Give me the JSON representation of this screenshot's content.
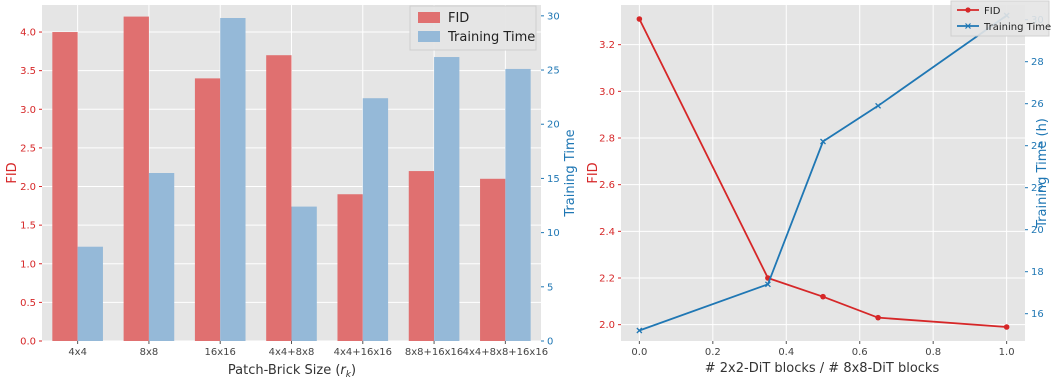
{
  "colors": {
    "fid": "#d62728",
    "time": "#1f77b4",
    "fid_bar": "#e07070",
    "time_bar": "#95b9d8",
    "panel_bg": "#e5e5e5",
    "grid": "#ffffff"
  },
  "chart_data": [
    {
      "type": "bar",
      "xlabel": "Patch-Brick Size (r_k)",
      "xlabel_main": "Patch-Brick Size (",
      "xlabel_var": "r",
      "xlabel_sub": "k",
      "xlabel_end": ")",
      "ylabel_left": "FID",
      "ylabel_right": "Training Time",
      "categories": [
        "4x4",
        "8x8",
        "16x16",
        "4x4+8x8",
        "4x4+16x16",
        "8x8+16x16",
        "4x4+8x8+16x16"
      ],
      "series": [
        {
          "name": "FID",
          "axis": "left",
          "values": [
            4.0,
            4.2,
            3.4,
            3.7,
            1.9,
            2.2,
            2.1
          ]
        },
        {
          "name": "Training Time",
          "axis": "right",
          "values": [
            8.7,
            15.5,
            29.8,
            12.4,
            22.4,
            26.2,
            25.1
          ]
        }
      ],
      "ylim_left": [
        0,
        4.35
      ],
      "yticks_left": [
        "0.0",
        "0.5",
        "1.0",
        "1.5",
        "2.0",
        "2.5",
        "3.0",
        "3.5",
        "4.0"
      ],
      "ylim_right": [
        0,
        31
      ],
      "yticks_right": [
        "0",
        "5",
        "10",
        "15",
        "20",
        "25",
        "30"
      ],
      "grid": true,
      "legend_position": "top-right"
    },
    {
      "type": "line",
      "xlabel": "# 2x2-DiT blocks / # 8x8-DiT blocks",
      "ylabel_left": "FID",
      "ylabel_right": "Training Time (h)",
      "x": [
        0.0,
        0.35,
        0.5,
        0.65,
        1.0
      ],
      "series": [
        {
          "name": "FID",
          "axis": "left",
          "marker": "circle",
          "values": [
            3.31,
            2.2,
            2.12,
            2.03,
            1.99
          ]
        },
        {
          "name": "Training Time",
          "axis": "right",
          "marker": "x",
          "values": [
            15.2,
            17.4,
            24.2,
            25.9,
            30.2
          ]
        }
      ],
      "xlim": [
        -0.05,
        1.05
      ],
      "xticks": [
        "0.0",
        "0.2",
        "0.4",
        "0.6",
        "0.8",
        "1.0"
      ],
      "ylim_left": [
        1.93,
        3.37
      ],
      "yticks_left": [
        "2.0",
        "2.2",
        "2.4",
        "2.6",
        "2.8",
        "3.0",
        "3.2"
      ],
      "ylim_right": [
        14.7,
        30.7
      ],
      "yticks_right": [
        "16",
        "18",
        "20",
        "22",
        "24",
        "26",
        "28",
        "30"
      ],
      "grid": true,
      "legend_position": "top-right"
    }
  ]
}
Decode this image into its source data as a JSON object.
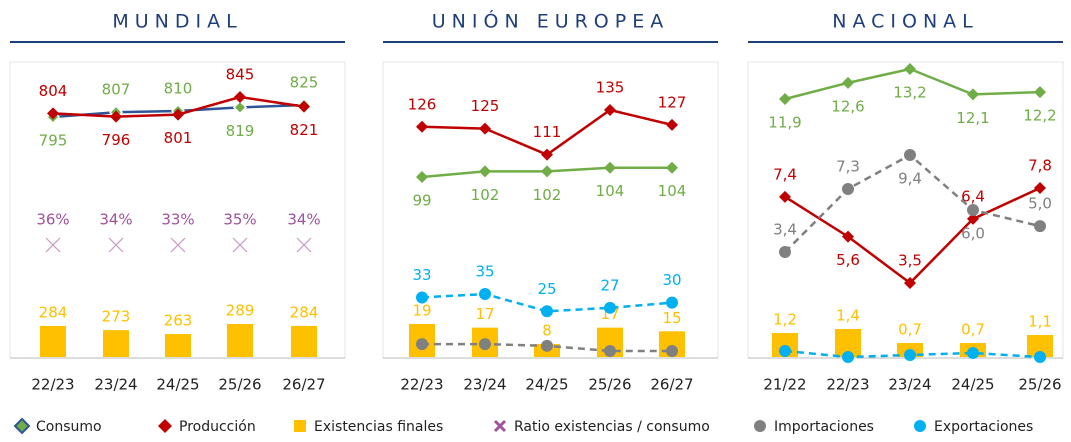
{
  "chart_data": [
    {
      "type": "line",
      "title": "MUNDIAL",
      "categories": [
        "22/23",
        "23/24",
        "24/25",
        "25/26",
        "26/27"
      ],
      "series": [
        {
          "name": "Consumo",
          "color": "#70ad47",
          "line_color": "#2e5597",
          "marker": "diamond",
          "values": [
            795,
            807,
            810,
            819,
            825
          ]
        },
        {
          "name": "Producción",
          "color": "#c00000",
          "marker": "diamond",
          "values": [
            804,
            796,
            801,
            845,
            821
          ]
        },
        {
          "name": "Existencias finales",
          "type": "bar",
          "color": "#ffc000",
          "values": [
            284,
            273,
            263,
            289,
            284
          ]
        },
        {
          "name": "Ratio existencias / consumo",
          "color": "#a0529b",
          "marker": "x",
          "values": [
            36,
            34,
            33,
            35,
            34
          ],
          "value_labels": [
            "36%",
            "34%",
            "33%",
            "35%",
            "34%"
          ]
        }
      ]
    },
    {
      "type": "line",
      "title": "UNIÓN EUROPEA",
      "categories": [
        "22/23",
        "23/24",
        "24/25",
        "25/26",
        "26/27"
      ],
      "series": [
        {
          "color": "#c00000",
          "marker": "diamond",
          "values": [
            126,
            125,
            111,
            135,
            127
          ]
        },
        {
          "color": "#70ad47",
          "marker": "diamond",
          "values": [
            99,
            102,
            102,
            104,
            104
          ]
        },
        {
          "type": "bar",
          "color": "#ffc000",
          "values": [
            19,
            17,
            8,
            17,
            15
          ]
        },
        {
          "name": "Importaciones",
          "color": "#808080",
          "marker": "circle",
          "dashed": true,
          "values": [
            6,
            6,
            5,
            2,
            2
          ]
        },
        {
          "name": "Exportaciones",
          "color": "#00b0f0",
          "marker": "circle",
          "dashed": true,
          "values": [
            33,
            35,
            25,
            27,
            30
          ]
        }
      ]
    },
    {
      "type": "line",
      "title": "NACIONAL",
      "categories": [
        "21/22",
        "22/23",
        "23/24",
        "24/25",
        "25/26"
      ],
      "series": [
        {
          "color": "#70ad47",
          "marker": "diamond",
          "values": [
            11.9,
            12.6,
            13.2,
            12.1,
            12.2
          ],
          "value_labels": [
            "11,9",
            "12,6",
            "13,2",
            "12,1",
            "12,2"
          ]
        },
        {
          "color": "#c00000",
          "marker": "diamond",
          "values": [
            7.4,
            5.6,
            3.5,
            6.4,
            7.8
          ],
          "value_labels": [
            "7,4",
            "5,6",
            "3,5",
            "6,4",
            "7,8"
          ]
        },
        {
          "color": "#808080",
          "marker": "circle",
          "dashed": true,
          "values": [
            3.4,
            7.3,
            9.4,
            6.0,
            5.0
          ],
          "value_labels": [
            "3,4",
            "7,3",
            "9,4",
            "6,0",
            "5,0"
          ]
        },
        {
          "type": "bar",
          "color": "#ffc000",
          "values": [
            1.2,
            1.4,
            0.7,
            0.7,
            1.1
          ],
          "value_labels": [
            "1,2",
            "1,4",
            "0,7",
            "0,7",
            "1,1"
          ]
        },
        {
          "color": "#00b0f0",
          "marker": "circle",
          "dashed": true,
          "values": [
            0.4,
            0.1,
            0.2,
            0.3,
            0.1
          ]
        }
      ]
    }
  ]
}
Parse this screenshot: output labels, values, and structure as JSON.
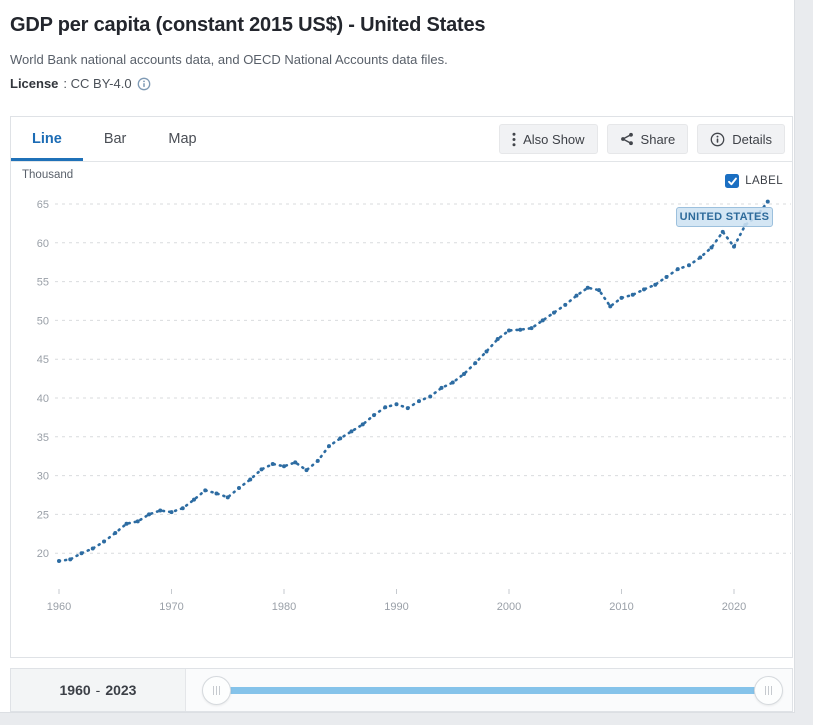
{
  "header": {
    "title": "GDP per capita (constant 2015 US$) - United States",
    "source": "World Bank national accounts data, and OECD National Accounts data files.",
    "license_label": "License",
    "license_value": ": CC BY-4.0"
  },
  "tabs": [
    {
      "label": "Line",
      "active": true
    },
    {
      "label": "Bar",
      "active": false
    },
    {
      "label": "Map",
      "active": false
    }
  ],
  "toolbar": {
    "also_show_label": "Also Show",
    "share_label": "Share",
    "details_label": "Details"
  },
  "chart_ui": {
    "unit_label": "Thousand",
    "label_checkbox_text": "LABEL",
    "label_checkbox_checked": true,
    "series_flag_text": "UNITED STATES"
  },
  "timeline": {
    "start_year": "1960",
    "separator": "-",
    "end_year": "2023"
  },
  "colors": {
    "accent_blue": "#1c6cb5",
    "line_blue": "#2d6ca2",
    "slider_track": "#85c3ea",
    "grid": "#d9dbde",
    "axis_text": "#9aa0a8",
    "tick_mark": "#c6cacf"
  },
  "chart_data": {
    "type": "line",
    "title": "GDP per capita (constant 2015 US$) - United States",
    "series_name": "United States",
    "unit": "Thousand (constant 2015 US$)",
    "legend_position": "none",
    "grid": "horizontal-dashed",
    "line_style": "dotted-dash",
    "color": "#2d6ca2",
    "x": [
      1960,
      1961,
      1962,
      1963,
      1964,
      1965,
      1966,
      1967,
      1968,
      1969,
      1970,
      1971,
      1972,
      1973,
      1974,
      1975,
      1976,
      1977,
      1978,
      1979,
      1980,
      1981,
      1982,
      1983,
      1984,
      1985,
      1986,
      1987,
      1988,
      1989,
      1990,
      1991,
      1992,
      1993,
      1994,
      1995,
      1996,
      1997,
      1998,
      1999,
      2000,
      2001,
      2002,
      2003,
      2004,
      2005,
      2006,
      2007,
      2008,
      2009,
      2010,
      2011,
      2012,
      2013,
      2014,
      2015,
      2016,
      2017,
      2018,
      2019,
      2020,
      2021,
      2022,
      2023
    ],
    "values": [
      19.0,
      19.2,
      20.0,
      20.6,
      21.5,
      22.6,
      23.8,
      24.1,
      25.0,
      25.5,
      25.3,
      25.8,
      26.9,
      28.1,
      27.7,
      27.2,
      28.4,
      29.5,
      30.8,
      31.5,
      31.2,
      31.7,
      30.7,
      31.9,
      33.8,
      34.8,
      35.7,
      36.6,
      37.8,
      38.8,
      39.2,
      38.7,
      39.6,
      40.2,
      41.3,
      42.0,
      43.1,
      44.5,
      46.0,
      47.6,
      48.7,
      48.8,
      49.0,
      50.0,
      51.0,
      52.0,
      53.2,
      54.2,
      53.9,
      51.8,
      52.9,
      53.3,
      54.0,
      54.6,
      55.6,
      56.6,
      57.1,
      58.1,
      59.4,
      61.4,
      59.5,
      62.3,
      63.4,
      65.3
    ],
    "yticks": [
      20,
      25,
      30,
      35,
      40,
      45,
      50,
      55,
      60,
      65
    ],
    "xticks": [
      1960,
      1970,
      1980,
      1990,
      2000,
      2010,
      2020
    ],
    "ylim": [
      17.8,
      66.5
    ],
    "xlim": [
      1959,
      2024.5
    ],
    "annotation": {
      "text": "UNITED STATES",
      "near_year": 2021
    }
  }
}
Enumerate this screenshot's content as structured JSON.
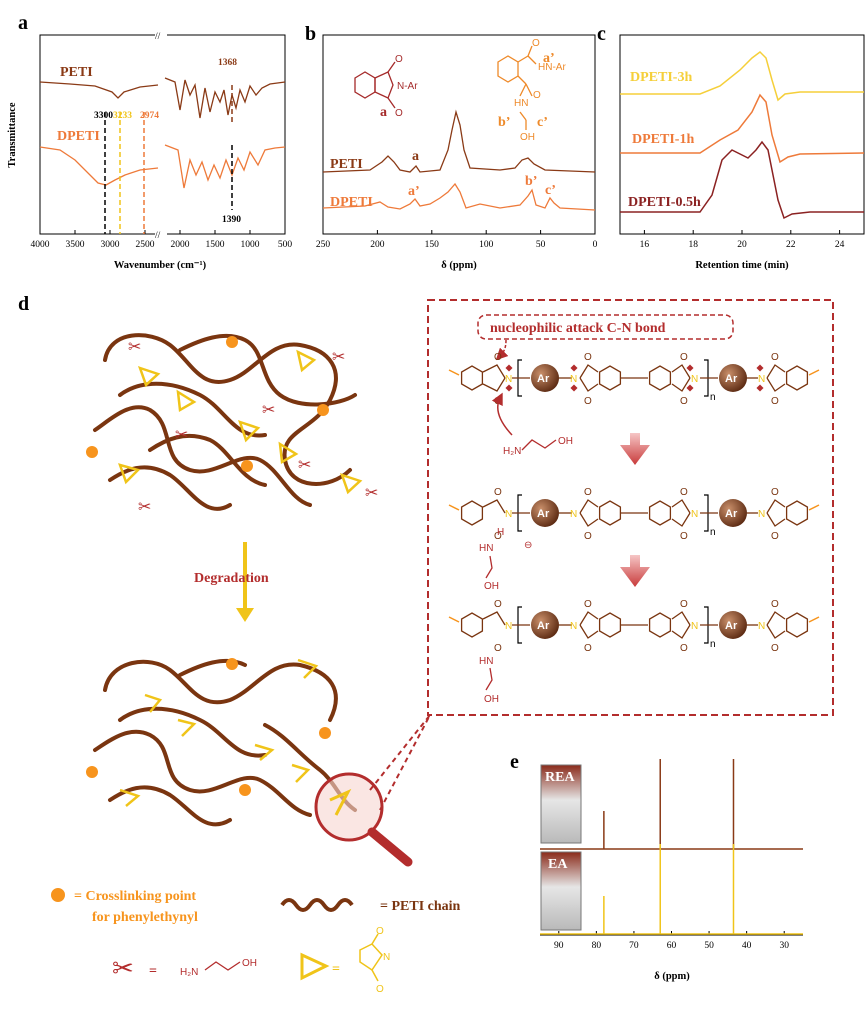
{
  "figure": {
    "panel_labels": [
      "a",
      "b",
      "c",
      "d",
      "e"
    ],
    "colors": {
      "peti": "#8a3a16",
      "dpeti": "#ee7a3a",
      "dpeti_05h": "#8b2222",
      "dpeti_1h": "#ee7a3a",
      "dpeti_3h": "#f5cf3a",
      "chain": "#7a3510",
      "crosslink": "#f7941d",
      "highlight": "#f0c419",
      "dashed_box": "#b32d2d"
    }
  },
  "chart_data": [
    {
      "id": "a",
      "type": "line",
      "xlabel": "Wavenumber (cm⁻¹)",
      "ylabel": "Transmittance",
      "xlim": [
        4000,
        500
      ],
      "x_ticks": [
        "4000",
        "3500",
        "3000",
        "2500",
        "2000",
        "1500",
        "1000",
        "500"
      ],
      "axis_break": "//",
      "series": [
        {
          "name": "PETI"
        },
        {
          "name": "DPETI"
        }
      ],
      "annotations": [
        "3300",
        "3233",
        "2974",
        "1368",
        "1390"
      ]
    },
    {
      "id": "b",
      "type": "line",
      "xlabel": "δ (ppm)",
      "xlim": [
        250,
        0
      ],
      "x_ticks": [
        "250",
        "200",
        "150",
        "100",
        "50",
        "0"
      ],
      "series": [
        {
          "name": "PETI"
        },
        {
          "name": "DPETI"
        }
      ],
      "peak_labels": [
        "a",
        "a’",
        "b’",
        "c’"
      ],
      "structure_labels": {
        "peti_n": "N-Ar",
        "a": "a",
        "dpeti_a": "a’",
        "dpeti_nh": "HN-Ar",
        "dpeti_hn": "HN",
        "b": "b’",
        "c": "c’",
        "oh": "OH",
        "o": "O"
      }
    },
    {
      "id": "c",
      "type": "line",
      "xlabel": "Retention time (min)",
      "xlim": [
        15,
        25
      ],
      "x_ticks": [
        "16",
        "18",
        "20",
        "22",
        "24"
      ],
      "series": [
        {
          "name": "DPETI-3h"
        },
        {
          "name": "DPETI-1h"
        },
        {
          "name": "DPETI-0.5h"
        }
      ]
    },
    {
      "id": "e",
      "type": "line",
      "xlabel": "δ (ppm)",
      "xlim": [
        95,
        25
      ],
      "x_ticks": [
        "90",
        "80",
        "70",
        "60",
        "50",
        "40",
        "30"
      ],
      "series": [
        {
          "name": "REA"
        },
        {
          "name": "EA"
        }
      ],
      "peaks_ppm": [
        78,
        63,
        43.5
      ]
    }
  ],
  "scheme": {
    "degradation": "Degradation",
    "mechanism_title": "nucleophilic attack C-N bond",
    "ar": "Ar",
    "n": "n",
    "n_atom": "N",
    "o_atom": "O",
    "h2n": "H₂N",
    "oh": "OH",
    "hn": "HN",
    "h": "H",
    "minus": "⊖",
    "legend": {
      "crosslink_line1": "= Crosslinking point",
      "crosslink_line2": "for phenylethynyl",
      "chain": "= PETI chain",
      "eq": "=",
      "h2n": "H₂N",
      "oh": "OH"
    }
  }
}
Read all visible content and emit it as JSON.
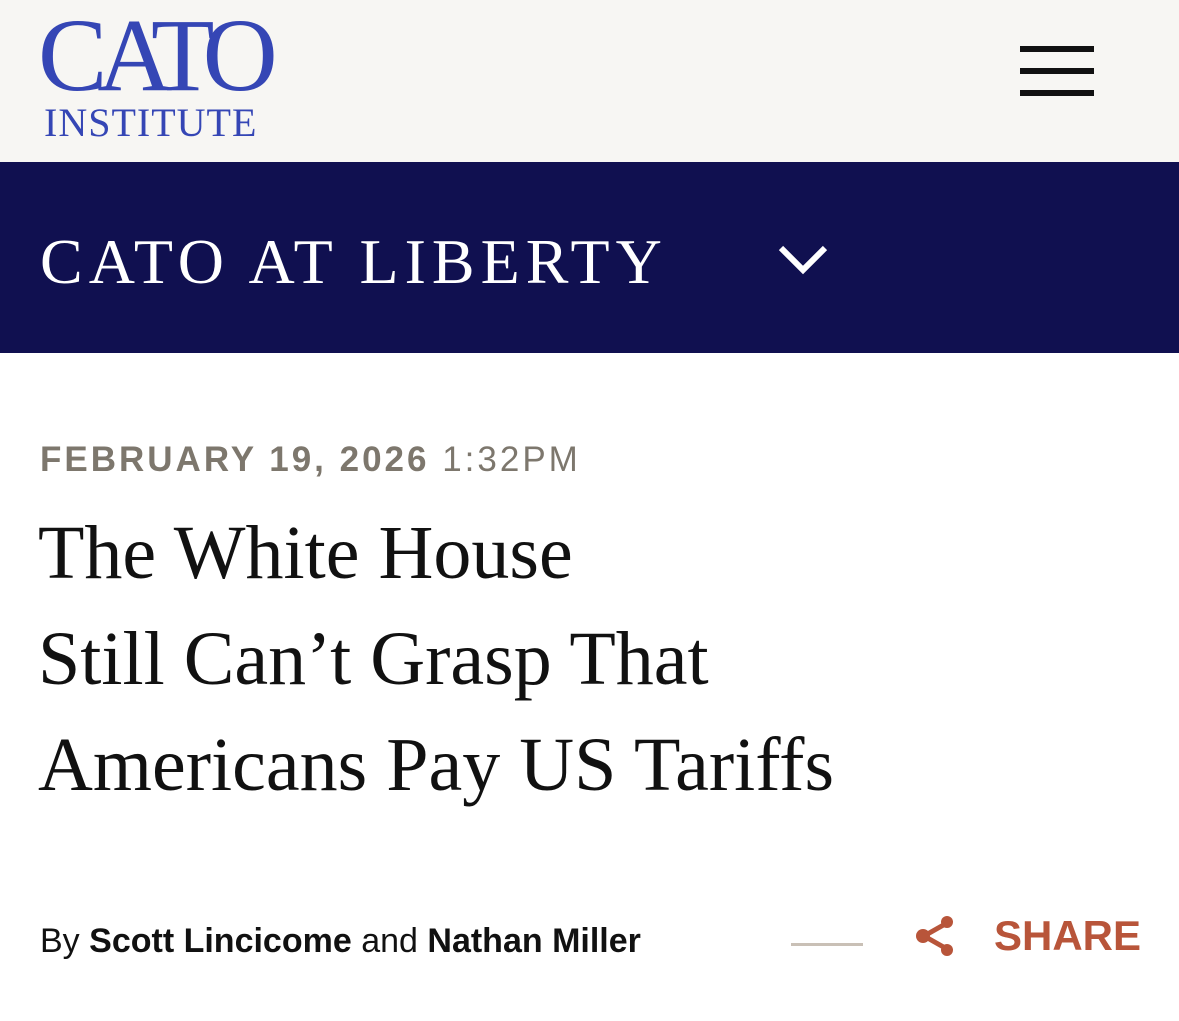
{
  "header": {
    "logo_main": "CATO",
    "logo_sub": "INSTITUTE",
    "menu_icon": "hamburger-menu-icon"
  },
  "nav": {
    "title": "CATO AT LIBERTY",
    "dropdown_icon": "chevron-down-icon",
    "bg_color": "#101050"
  },
  "article": {
    "date": "FEBRUARY 19, 2026",
    "time": "1:32PM",
    "title_lines": [
      "The White House",
      "Still Can’t Grasp That",
      "Americans Pay US Tariffs"
    ],
    "byline": {
      "by": "By",
      "author1": "Scott Lincicome",
      "and": "and",
      "author2": "Nathan Miller"
    },
    "share": {
      "label": "SHARE",
      "icon": "share-icon",
      "color": "#b8553a"
    }
  }
}
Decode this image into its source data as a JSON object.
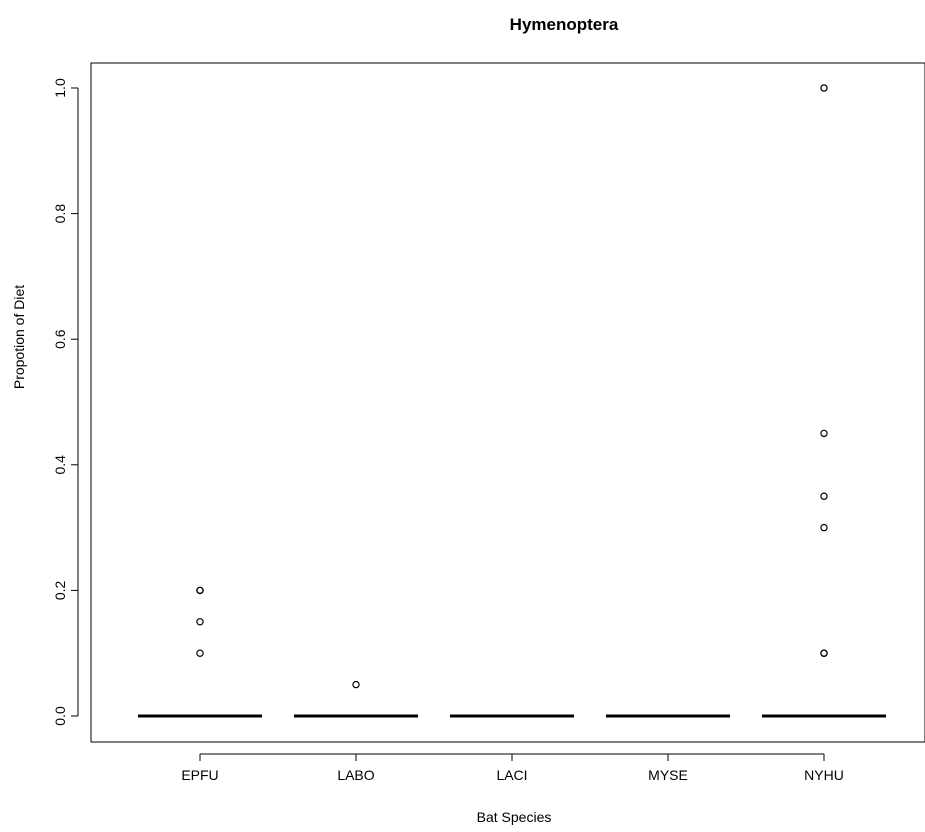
__________
TASK. Your task is to list each line of the records with the word "Size".

ANSWER.
      "xlabel": "Patch-Brick Size (r_k)",
      "xlabel_main": "Patch-Brick Size (",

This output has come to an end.